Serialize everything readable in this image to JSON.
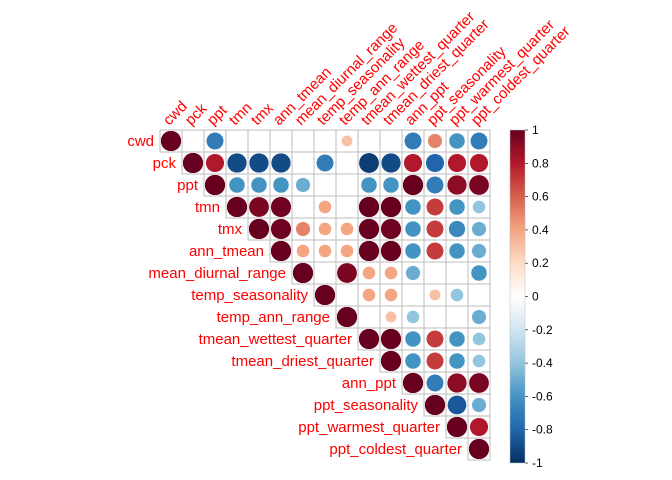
{
  "chart_data": {
    "type": "heatmap",
    "style": "corrplot-circle-upper",
    "variables": [
      "cwd",
      "pck",
      "ppt",
      "tmn",
      "tmx",
      "ann_tmean",
      "mean_diurnal_range",
      "temp_seasonality",
      "temp_ann_range",
      "tmean_wettest_quarter",
      "tmean_driest_quarter",
      "ann_ppt",
      "ppt_seasonality",
      "ppt_warmest_quarter",
      "ppt_coldest_quarter"
    ],
    "matrix": [
      [
        1,
        0,
        -0.7,
        0,
        0,
        0,
        0,
        0,
        0.3,
        0,
        0,
        -0.7,
        0.5,
        -0.6,
        -0.7
      ],
      [
        0,
        1,
        0.8,
        -0.9,
        -0.9,
        -0.9,
        0,
        -0.7,
        0,
        -0.95,
        -0.9,
        0.8,
        -0.8,
        0.8,
        0.8
      ],
      [
        -0.7,
        0.8,
        1,
        -0.6,
        -0.6,
        -0.6,
        -0.5,
        0,
        0,
        -0.6,
        -0.6,
        1,
        -0.7,
        0.9,
        0.95
      ],
      [
        0,
        -0.9,
        -0.6,
        1,
        0.95,
        0.98,
        0,
        0.4,
        0,
        1,
        1,
        -0.6,
        0.7,
        -0.6,
        -0.4
      ],
      [
        0,
        -0.9,
        -0.6,
        0.95,
        1,
        0.98,
        0.5,
        0.4,
        0.4,
        1,
        0.98,
        -0.6,
        0.7,
        -0.65,
        -0.5
      ],
      [
        0,
        -0.9,
        -0.6,
        0.98,
        0.98,
        1,
        0.4,
        0.4,
        0.4,
        1,
        1,
        -0.6,
        0.7,
        -0.6,
        -0.5
      ],
      [
        0,
        0,
        -0.5,
        0,
        0.5,
        0.4,
        1,
        0,
        0.95,
        0.4,
        0.4,
        -0.5,
        0,
        0,
        -0.6
      ],
      [
        0,
        -0.7,
        0,
        0.4,
        0.4,
        0.4,
        0,
        1,
        0,
        0.4,
        0.4,
        0,
        0.3,
        -0.4,
        0
      ],
      [
        0.3,
        0,
        0,
        0,
        0.4,
        0.4,
        0.95,
        0,
        1,
        0,
        0.3,
        -0.4,
        0,
        0,
        -0.5
      ],
      [
        0,
        -0.95,
        -0.6,
        1,
        1,
        1,
        0.4,
        0.4,
        0,
        1,
        1,
        -0.6,
        0.7,
        -0.6,
        -0.4
      ],
      [
        0,
        -0.9,
        -0.6,
        1,
        0.98,
        1,
        0.4,
        0.4,
        0.3,
        1,
        1,
        -0.6,
        0.7,
        -0.6,
        -0.4
      ],
      [
        -0.7,
        0.8,
        1,
        -0.6,
        -0.6,
        -0.6,
        -0.5,
        0,
        -0.4,
        -0.6,
        -0.6,
        1,
        -0.7,
        0.9,
        0.95
      ],
      [
        0.5,
        -0.8,
        -0.7,
        0.7,
        0.7,
        0.7,
        0,
        0.3,
        0,
        0.7,
        0.7,
        -0.7,
        1,
        -0.85,
        -0.5
      ],
      [
        -0.6,
        0.8,
        0.9,
        -0.6,
        -0.65,
        -0.6,
        0,
        -0.4,
        0,
        -0.6,
        -0.6,
        0.9,
        -0.85,
        1,
        0.8
      ],
      [
        -0.7,
        0.8,
        0.95,
        -0.4,
        -0.5,
        -0.5,
        -0.6,
        0,
        -0.5,
        -0.4,
        -0.4,
        0.95,
        -0.5,
        0.8,
        1
      ]
    ],
    "colorbar": {
      "ticks": [
        "1",
        "0.8",
        "0.6",
        "0.4",
        "0.2",
        "0",
        "-0.2",
        "-0.4",
        "-0.6",
        "-0.8",
        "-1"
      ],
      "colors": [
        "#67001F",
        "#B2182B",
        "#D6604D",
        "#F4A582",
        "#FDDBC7",
        "#FFFFFF",
        "#D1E5F0",
        "#92C5DE",
        "#4393C3",
        "#2166AC",
        "#053061"
      ]
    },
    "label_color": "#FF0000",
    "grid_color": "#BEBEBE"
  }
}
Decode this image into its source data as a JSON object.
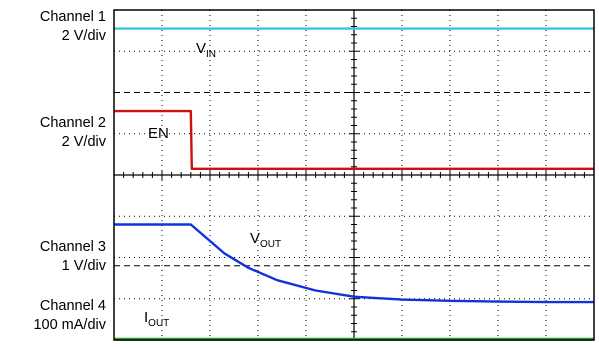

> [What the task requires]: Please write out all the data again word for word, but not the pictures.

> [Complete answer]:
Serialize everything readable in this image to JSON.
{
  "chart_data": {
    "type": "heatmap",
    "style": "corrplot-circle-upper",
    "variables": [
      "cwd",
      "pck",
      "ppt",
      "tmn",
      "tmx",
      "ann_tmean",
      "mean_diurnal_range",
      "temp_seasonality",
      "temp_ann_range",
      "tmean_wettest_quarter",
      "tmean_driest_quarter",
      "ann_ppt",
      "ppt_seasonality",
      "ppt_warmest_quarter",
      "ppt_coldest_quarter"
    ],
    "matrix": [
      [
        1,
        0,
        -0.7,
        0,
        0,
        0,
        0,
        0,
        0.3,
        0,
        0,
        -0.7,
        0.5,
        -0.6,
        -0.7
      ],
      [
        0,
        1,
        0.8,
        -0.9,
        -0.9,
        -0.9,
        0,
        -0.7,
        0,
        -0.95,
        -0.9,
        0.8,
        -0.8,
        0.8,
        0.8
      ],
      [
        -0.7,
        0.8,
        1,
        -0.6,
        -0.6,
        -0.6,
        -0.5,
        0,
        0,
        -0.6,
        -0.6,
        1,
        -0.7,
        0.9,
        0.95
      ],
      [
        0,
        -0.9,
        -0.6,
        1,
        0.95,
        0.98,
        0,
        0.4,
        0,
        1,
        1,
        -0.6,
        0.7,
        -0.6,
        -0.4
      ],
      [
        0,
        -0.9,
        -0.6,
        0.95,
        1,
        0.98,
        0.5,
        0.4,
        0.4,
        1,
        0.98,
        -0.6,
        0.7,
        -0.65,
        -0.5
      ],
      [
        0,
        -0.9,
        -0.6,
        0.98,
        0.98,
        1,
        0.4,
        0.4,
        0.4,
        1,
        1,
        -0.6,
        0.7,
        -0.6,
        -0.5
      ],
      [
        0,
        0,
        -0.5,
        0,
        0.5,
        0.4,
        1,
        0,
        0.95,
        0.4,
        0.4,
        -0.5,
        0,
        0,
        -0.6
      ],
      [
        0,
        -0.7,
        0,
        0.4,
        0.4,
        0.4,
        0,
        1,
        0,
        0.4,
        0.4,
        0,
        0.3,
        -0.4,
        0
      ],
      [
        0.3,
        0,
        0,
        0,
        0.4,
        0.4,
        0.95,
        0,
        1,
        0,
        0.3,
        -0.4,
        0,
        0,
        -0.5
      ],
      [
        0,
        -0.95,
        -0.6,
        1,
        1,
        1,
        0.4,
        0.4,
        0,
        1,
        1,
        -0.6,
        0.7,
        -0.6,
        -0.4
      ],
      [
        0,
        -0.9,
        -0.6,
        1,
        0.98,
        1,
        0.4,
        0.4,
        0.3,
        1,
        1,
        -0.6,
        0.7,
        -0.6,
        -0.4
      ],
      [
        -0.7,
        0.8,
        1,
        -0.6,
        -0.6,
        -0.6,
        -0.5,
        0,
        -0.4,
        -0.6,
        -0.6,
        1,
        -0.7,
        0.9,
        0.95
      ],
      [
        0.5,
        -0.8,
        -0.7,
        0.7,
        0.7,
        0.7,
        0,
        0.3,
        0,
        0.7,
        0.7,
        -0.7,
        1,
        -0.85,
        -0.5
      ],
      [
        -0.6,
        0.8,
        0.9,
        -0.6,
        -0.65,
        -0.6,
        0,
        -0.4,
        0,
        -0.6,
        -0.6,
        0.9,
        -0.85,
        1,
        0.8
      ],
      [
        -0.7,
        0.8,
        0.95,
        -0.4,
        -0.5,
        -0.5,
        -0.6,
        0,
        -0.5,
        -0.4,
        -0.4,
        0.95,
        -0.5,
        0.8,
        1
      ]
    ],
    "colorbar": {
      "ticks": [
        "1",
        "0.8",
        "0.6",
        "0.4",
        "0.2",
        "0",
        "-0.2",
        "-0.4",
        "-0.6",
        "-0.8",
        "-1"
      ],
      "colors": [
        "#67001F",
        "#B2182B",
        "#D6604D",
        "#F4A582",
        "#FDDBC7",
        "#FFFFFF",
        "#D1E5F0",
        "#92C5DE",
        "#4393C3",
        "#2166AC",
        "#053061"
      ]
    },
    "label_color": "#FF0000",
    "grid_color": "#BEBEBE"
  }
}
Decode this image into its source data as a JSON object.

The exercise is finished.